Dataset records

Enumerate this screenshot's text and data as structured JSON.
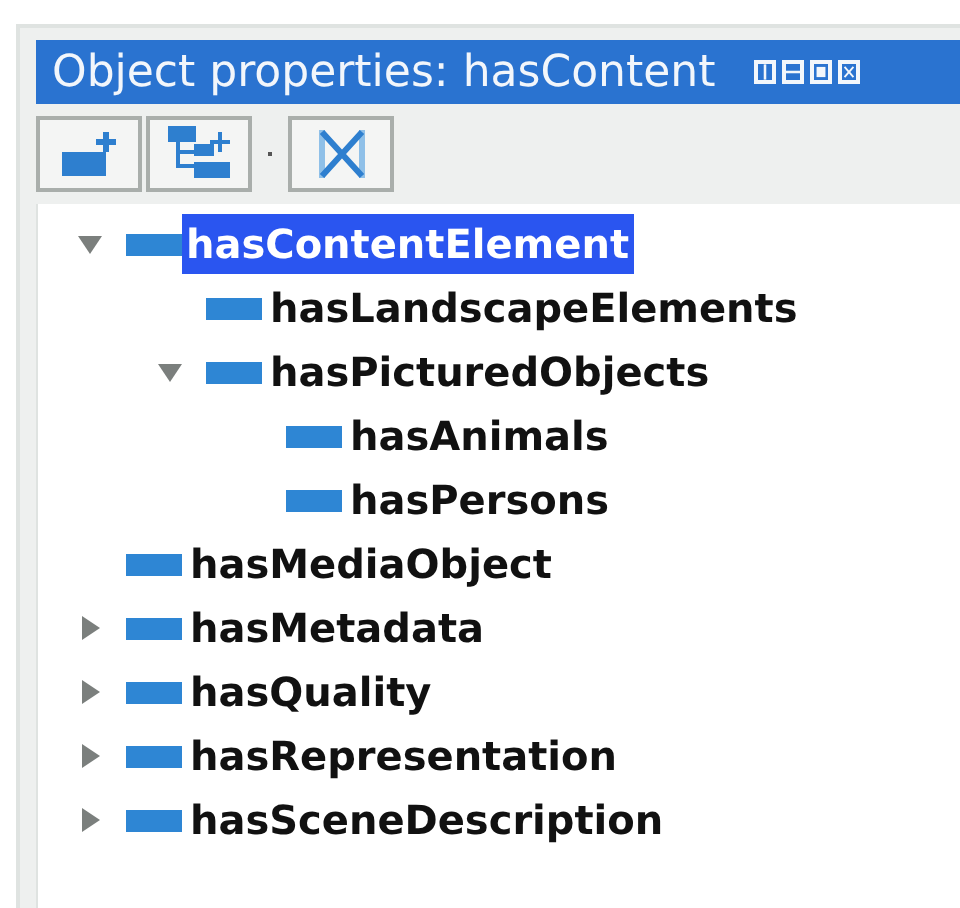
{
  "window": {
    "title": "Object properties: hasContent"
  },
  "tree": [
    {
      "label": "hasContentElement",
      "kind": "branch",
      "expanded": true,
      "selected": true,
      "children": [
        {
          "label": "hasLandscapeElements",
          "kind": "leaf",
          "selected": false
        },
        {
          "label": "hasPicturedObjects",
          "kind": "branch",
          "expanded": true,
          "selected": false,
          "children": [
            {
              "label": "hasAnimals",
              "kind": "leaf",
              "selected": false
            },
            {
              "label": "hasPersons",
              "kind": "leaf",
              "selected": false
            }
          ]
        }
      ]
    },
    {
      "label": "hasMediaObject",
      "kind": "leaf",
      "selected": false
    },
    {
      "label": "hasMetadata",
      "kind": "branch",
      "expanded": false,
      "selected": false
    },
    {
      "label": "hasQuality",
      "kind": "branch",
      "expanded": false,
      "selected": false
    },
    {
      "label": "hasRepresentation",
      "kind": "branch",
      "expanded": false,
      "selected": false
    },
    {
      "label": "hasSceneDescription",
      "kind": "branch",
      "expanded": false,
      "selected": false
    }
  ]
}
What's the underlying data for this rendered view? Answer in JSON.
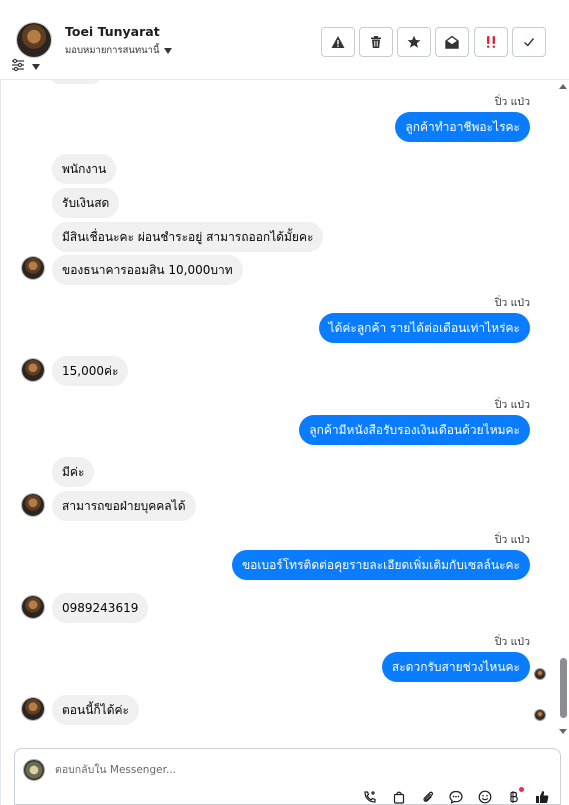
{
  "header": {
    "contact_name": "Toei Tunyarat",
    "assign_label": "มอบหมายการสนทนานี้",
    "actions": [
      {
        "name": "report-button",
        "icon": "warning-triangle-icon"
      },
      {
        "name": "delete-button",
        "icon": "trash-icon"
      },
      {
        "name": "star-button",
        "icon": "star-icon"
      },
      {
        "name": "mark-unread-button",
        "icon": "envelope-open-icon"
      },
      {
        "name": "spam-button",
        "icon": "double-exclamation-icon"
      },
      {
        "name": "done-button",
        "icon": "check-icon"
      }
    ]
  },
  "messages": [
    {
      "id": "m1",
      "sender_label": "ปิ่ว แป่ว",
      "text": "ลูกค้าทำอาชีพอะไรคะ",
      "direction": "out"
    },
    {
      "id": "m2",
      "text": "พนักงาน",
      "direction": "in"
    },
    {
      "id": "m3",
      "text": "รับเงินสด",
      "direction": "in"
    },
    {
      "id": "m4",
      "text": "มีสินเชื่อนะคะ ผ่อนชำระอยู่ สามารถออกได้มั้ยคะ",
      "direction": "in"
    },
    {
      "id": "m5",
      "text": "ของธนาคารออมสิน 10,000บาท",
      "direction": "in"
    },
    {
      "id": "m6",
      "sender_label": "ปิ่ว แป่ว",
      "text": "ได้ค่ะลูกค้า  รายได้ต่อเดือนเท่าไหร่คะ",
      "direction": "out"
    },
    {
      "id": "m7",
      "text": "15,000ค่ะ",
      "direction": "in"
    },
    {
      "id": "m8",
      "sender_label": "ปิ่ว แป่ว",
      "text": "ลูกค้ามีหนังสือรับรองเงินเดือนด้วยไหมคะ",
      "direction": "out"
    },
    {
      "id": "m9",
      "text": "มีค่ะ",
      "direction": "in"
    },
    {
      "id": "m10",
      "text": "สามารถขอฝ่ายบุคคลได้",
      "direction": "in"
    },
    {
      "id": "m11",
      "sender_label": "ปิ่ว แป่ว",
      "text": "ขอเบอร์โทรติดต่อคุยรายละเอียดเพิ่มเติมกับเซลล์นะคะ",
      "direction": "out"
    },
    {
      "id": "m12",
      "text": "0989243619",
      "direction": "in"
    },
    {
      "id": "m13",
      "sender_label": "ปิ่ว แป่ว",
      "text": "สะดวกรับสายช่วงไหนคะ",
      "direction": "out"
    },
    {
      "id": "m14",
      "text": "ตอนนี้ก็ได้ค่ะ",
      "direction": "in"
    }
  ],
  "composer": {
    "placeholder": "ตอบกลับใน Messenger..."
  },
  "colors": {
    "outgoing_bubble": "#0a7cff",
    "incoming_bubble": "#f0f0f0",
    "spam_icon": "#e41e3f",
    "like_icon": "#1c1e21"
  }
}
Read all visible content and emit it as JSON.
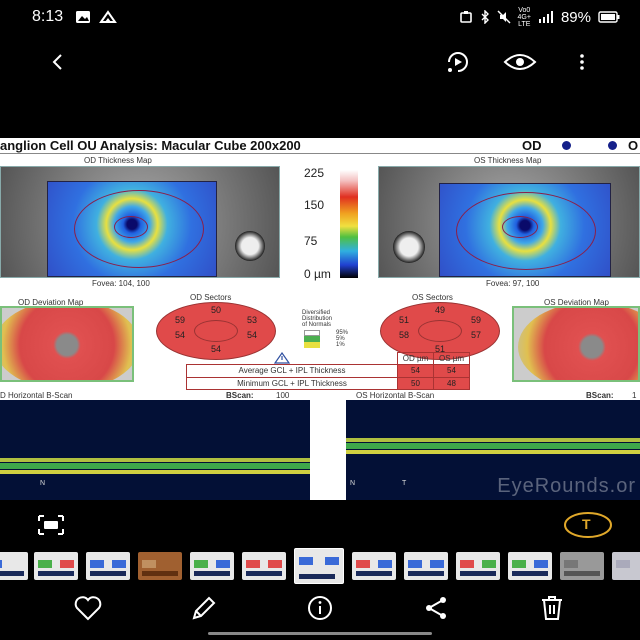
{
  "status_bar": {
    "time": "8:13",
    "network_top": "Vo0",
    "network_label": "4G+",
    "network_bottom": "LTE",
    "battery": "89%"
  },
  "viewer": {
    "report": {
      "title": "anglion Cell OU Analysis: Macular Cube 200x200",
      "od_label": "OD",
      "os_label": "O",
      "od_thickness_caption": "OD Thickness Map",
      "os_thickness_caption": "OS Thickness Map",
      "od_fovea": "Fovea: 104, 100",
      "os_fovea": "Fovea: 97, 100",
      "scale_labels": [
        "225",
        "150",
        "75",
        "0 µm"
      ],
      "od_deviation_caption": "OD Deviation Map",
      "os_deviation_caption": "OS Deviation Map",
      "od_sectors_caption": "OD Sectors",
      "os_sectors_caption": "OS Sectors",
      "od_sectors": {
        "top": "50",
        "upper_left": "59",
        "upper_right": "53",
        "lower_left": "54",
        "lower_right": "54",
        "bottom": "54"
      },
      "os_sectors": {
        "top": "49",
        "upper_left": "51",
        "upper_right": "59",
        "lower_left": "58",
        "lower_right": "57",
        "bottom": "51"
      },
      "legend": {
        "title_1": "Diversified",
        "title_2": "Distribution",
        "title_3": "of Normals",
        "p95": "95%",
        "p5": "5%",
        "p1": "1%"
      },
      "table": {
        "head_od": "OD µm",
        "head_os": "OS µm",
        "rows": [
          {
            "label": "Average GCL + IPL Thickness",
            "od": "54",
            "os": "54"
          },
          {
            "label": "Minimum GCL + IPL Thickness",
            "od": "50",
            "os": "48"
          }
        ]
      },
      "od_bscan_caption": "D Horizontal B-Scan",
      "od_bscan_label": "BScan:",
      "od_bscan_value": "100",
      "os_bscan_caption": "OS Horizontal B-Scan",
      "os_bscan_label": "BScan:",
      "os_bscan_value": "1",
      "od_corner": "N",
      "os_corner_n": "N",
      "os_corner_t": "T",
      "watermark": "EyeRounds.or"
    }
  },
  "toolbar_text_button": "T",
  "colors": {
    "accent_gold": "#e0a82a",
    "sector_red": "#e04a4a",
    "bscan_bg": "#031036"
  }
}
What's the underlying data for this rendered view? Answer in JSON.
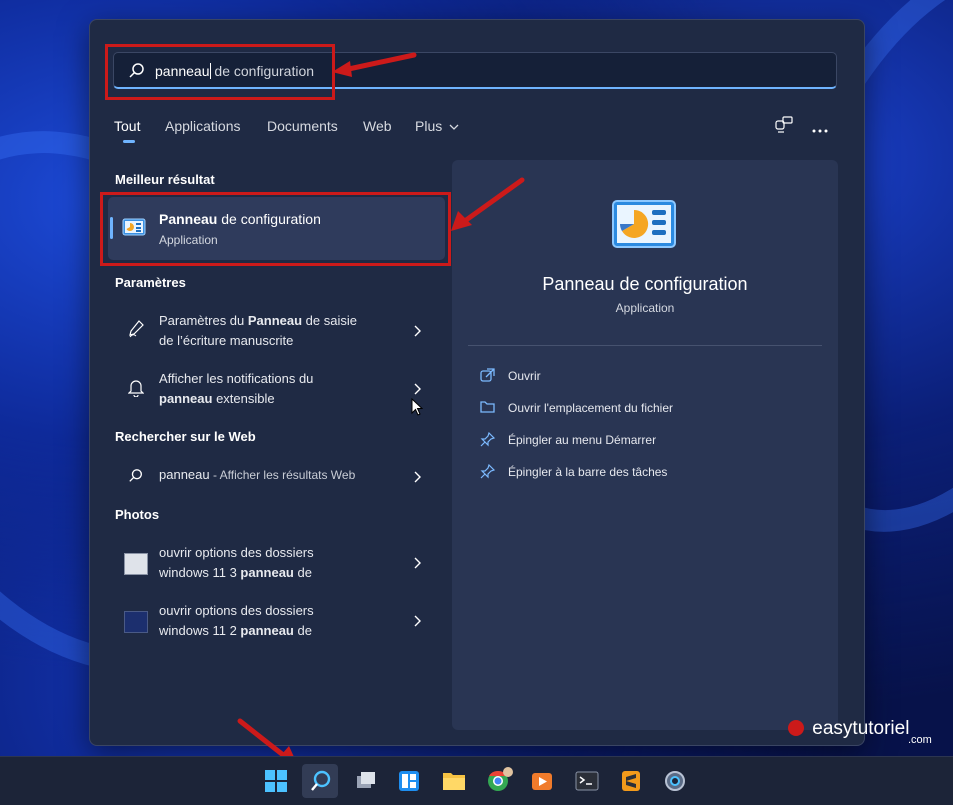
{
  "search": {
    "typed": "panneau",
    "suggestion": " de configuration"
  },
  "tabs": [
    {
      "label": "Tout"
    },
    {
      "label": "Applications"
    },
    {
      "label": "Documents"
    },
    {
      "label": "Web"
    },
    {
      "label": "Plus"
    }
  ],
  "sections": {
    "best": "Meilleur résultat",
    "settings": "Paramètres",
    "web": "Rechercher sur le Web",
    "photos": "Photos"
  },
  "best_match": {
    "name_bold": "Panneau",
    "name_rest": " de configuration",
    "type": "Application"
  },
  "settings_items": [
    {
      "l1_pre": "Paramètres du ",
      "l1_bold": "Panneau",
      "l1_post": " de saisie",
      "l2": "de l’écriture manuscrite"
    },
    {
      "l1": "Afficher les notifications du",
      "l2_bold": "panneau",
      "l2_post": " extensible"
    }
  ],
  "web_item": {
    "query": "panneau",
    "suffix": " - Afficher les résultats Web"
  },
  "photo_items": [
    {
      "l1": "ouvrir options des dossiers",
      "l2_pre": "windows 11 3 ",
      "l2_bold": "panneau",
      "l2_post": " de"
    },
    {
      "l1": "ouvrir options des dossiers",
      "l2_pre": "windows 11 2 ",
      "l2_bold": "panneau",
      "l2_post": " de"
    }
  ],
  "detail": {
    "title": "Panneau de configuration",
    "subtitle": "Application",
    "actions": [
      {
        "label": "Ouvrir",
        "icon": "open-icon"
      },
      {
        "label": "Ouvrir l'emplacement du fichier",
        "icon": "folder-icon"
      },
      {
        "label": "Épingler au menu Démarrer",
        "icon": "pin-icon"
      },
      {
        "label": "Épingler à la barre des tâches",
        "icon": "pin-icon"
      }
    ]
  },
  "watermark": {
    "brand": "easytutoriel",
    "tld": ".com"
  },
  "colors": {
    "accent": "#6fb4ff",
    "highlight": "#cc1a1a"
  }
}
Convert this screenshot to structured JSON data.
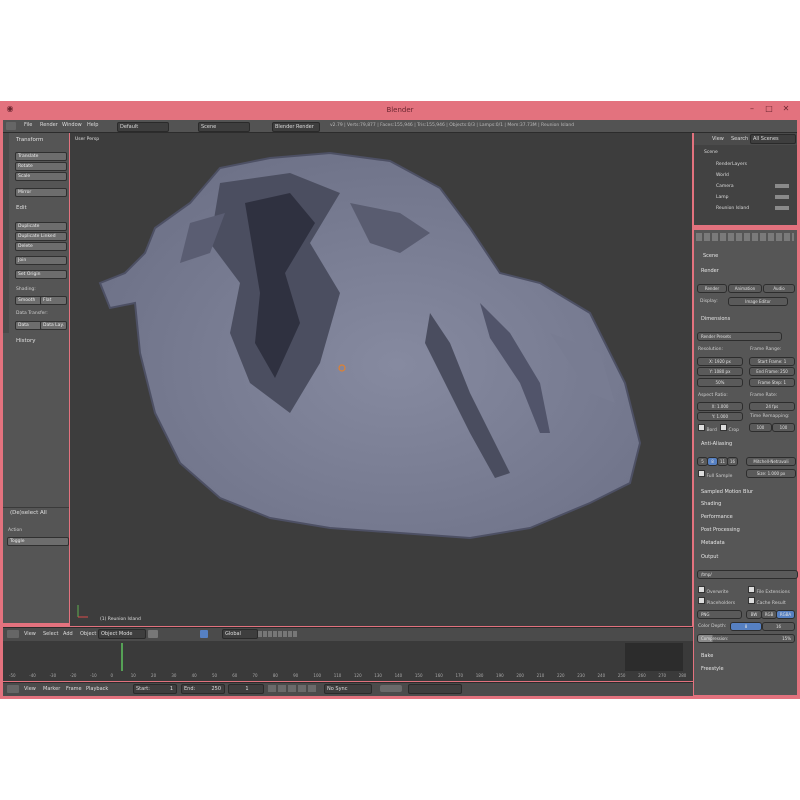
{
  "window": {
    "title": "Blender"
  },
  "menu": {
    "items": [
      "File",
      "Render",
      "Window",
      "Help"
    ],
    "layout": "Default",
    "scene": "Scene",
    "engine": "Blender Render",
    "stats": "v2.79 | Verts:79,877 | Faces:155,946 | Tris:155,946 | Objects:0/3 | Lamps:0/1 | Mem:37.73M | Reunion Island"
  },
  "toolshelf": {
    "transform_header": "Transform",
    "transform_buttons": [
      "Translate",
      "Rotate",
      "Scale",
      "Mirror"
    ],
    "edit_header": "Edit",
    "edit_buttons": [
      "Duplicate",
      "Duplicate Linked",
      "Delete",
      "Join"
    ],
    "set_origin": "Set Origin",
    "shading_label": "Shading:",
    "smooth": "Smooth",
    "flat": "Flat",
    "data_transfer_label": "Data Transfer:",
    "data": "Data",
    "data_layout": "Data Lay.",
    "history_header": "History",
    "operator_header": "(De)select All",
    "action_label": "Action",
    "action_value": "Toggle"
  },
  "viewport": {
    "view_label": "User Persp",
    "object_label": "(1) Reunion Island"
  },
  "viewport_header": {
    "items": [
      "View",
      "Select",
      "Add",
      "Object"
    ],
    "mode": "Object Mode",
    "orientation": "Global"
  },
  "timeline": {
    "ticks": [
      "-50",
      "-40",
      "-30",
      "-20",
      "-10",
      "0",
      "10",
      "20",
      "30",
      "40",
      "50",
      "60",
      "70",
      "80",
      "90",
      "100",
      "110",
      "120",
      "130",
      "140",
      "150",
      "160",
      "170",
      "180",
      "190",
      "200",
      "210",
      "220",
      "230",
      "240",
      "250",
      "260",
      "270",
      "280"
    ],
    "header_items": [
      "View",
      "Marker",
      "Frame",
      "Playback"
    ],
    "start_label": "Start:",
    "start": "1",
    "end_label": "End:",
    "end": "250",
    "current": "1",
    "sync": "No Sync"
  },
  "outliner": {
    "tabs": [
      "View",
      "Search",
      "All Scenes"
    ],
    "items": [
      "Scene",
      "RenderLayers",
      "World",
      "Camera",
      "Lamp",
      "Reunion Island"
    ]
  },
  "properties": {
    "scene_label": "Scene",
    "render_header": "Render",
    "render_buttons": [
      "Render",
      "Animation",
      "Audio"
    ],
    "display_label": "Display:",
    "display_value": "Image Editor",
    "dimensions_header": "Dimensions",
    "presets": "Render Presets",
    "resolution_label": "Resolution:",
    "res_x": "X: 1920 px",
    "res_y": "Y: 1080 px",
    "res_pct": "50%",
    "frame_range_label": "Frame Range:",
    "start_frame": "Start Frame: 1",
    "end_frame": "End Frame: 250",
    "frame_step": "Frame Step: 1",
    "aspect_label": "Aspect Ratio:",
    "asp_x": "X: 1.000",
    "asp_y": "Y: 1.000",
    "frame_rate_label": "Frame Rate:",
    "fps": "24 fps",
    "time_remap": "Time Remapping:",
    "remap_old": "100",
    "remap_new": "100",
    "border": "Bord",
    "crop": "Crop",
    "aa_header": "Anti-Aliasing",
    "aa_samples": [
      "5",
      "8",
      "11",
      "16"
    ],
    "aa_filter": "Mitchell-Netravali",
    "full_sample": "Full Sample",
    "filter_size": "Size: 1.000 px",
    "collapsed": [
      "Sampled Motion Blur",
      "Shading",
      "Performance",
      "Post Processing",
      "Metadata"
    ],
    "output_header": "Output",
    "output_path": "/tmp/",
    "overwrite": "Overwrite",
    "file_ext": "File Extensions",
    "placeholders": "Placeholders",
    "cache": "Cache Result",
    "format": "PNG",
    "bw": "BW",
    "rgb": "RGB",
    "rgba": "RGBA",
    "color_depth_label": "Color Depth:",
    "depth_8": "8",
    "depth_16": "16",
    "compression": "Compression:",
    "compression_value": "15%",
    "bake": "Bake",
    "freestyle": "Freestyle"
  },
  "colors": {
    "window_frame": "#e3727e",
    "panel": "#555555",
    "viewport": "#3d3d3d",
    "terrain": "#7d8196",
    "accent": "#5680c2"
  }
}
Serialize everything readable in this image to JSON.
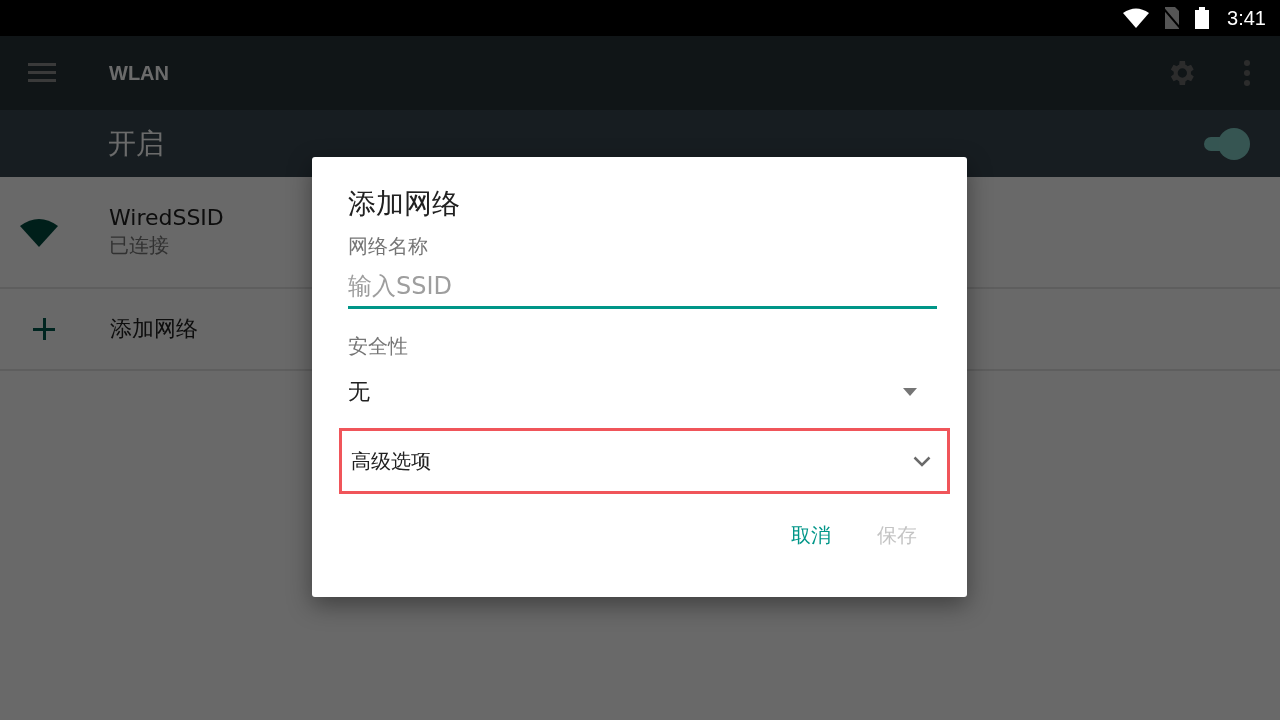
{
  "status_bar": {
    "time": "3:41"
  },
  "toolbar": {
    "title": "WLAN"
  },
  "master_switch": {
    "label": "开启",
    "on": true
  },
  "networks": [
    {
      "kind": "wifi",
      "name": "WiredSSID",
      "status": "已连接"
    },
    {
      "kind": "add",
      "name": "添加网络"
    }
  ],
  "dialog": {
    "title": "添加网络",
    "ssid_label": "网络名称",
    "ssid_placeholder": "输入SSID",
    "security_label": "安全性",
    "security_value": "无",
    "advanced": {
      "label": "高级选项",
      "highlighted": true
    },
    "buttons": [
      {
        "label": "取消",
        "disabled": false
      },
      {
        "label": "保存",
        "disabled": true
      }
    ]
  }
}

- **WHAT THE TASK REQUIRES**
From the line with "Serialize everything readable" down to the end of the entries, retype each line exactly as written, but drop the pictures.

- **COMPLETE ANSWER**
Serialize everything readable in this image to JSON.
{
  "status_bar": {
    "time": "3:41"
  },
  "toolbar": {
    "title": "WLAN"
  },
  "master_switch": {
    "label": "开启",
    "on": true
  },
  "networks": [
    {
      "kind": "wifi",
      "name": "WiredSSID",
      "status": "已连接"
    },
    {
      "kind": "add",
      "name": "添加网络"
    }
  ],
  "dialog": {
    "title": "添加网络",
    "ssid_label": "网络名称",
    "ssid_placeholder": "输入SSID",
    "security_label": "安全性",
    "security_value": "无",
    "advanced": {
      "label": "高级选项",
      "highlighted": true
    },
    "buttons": [
      {
        "label": "取消",
        "disabled": false
      },
      {
        "label": "保存",
        "disabled": true
      }
    ]
  }
}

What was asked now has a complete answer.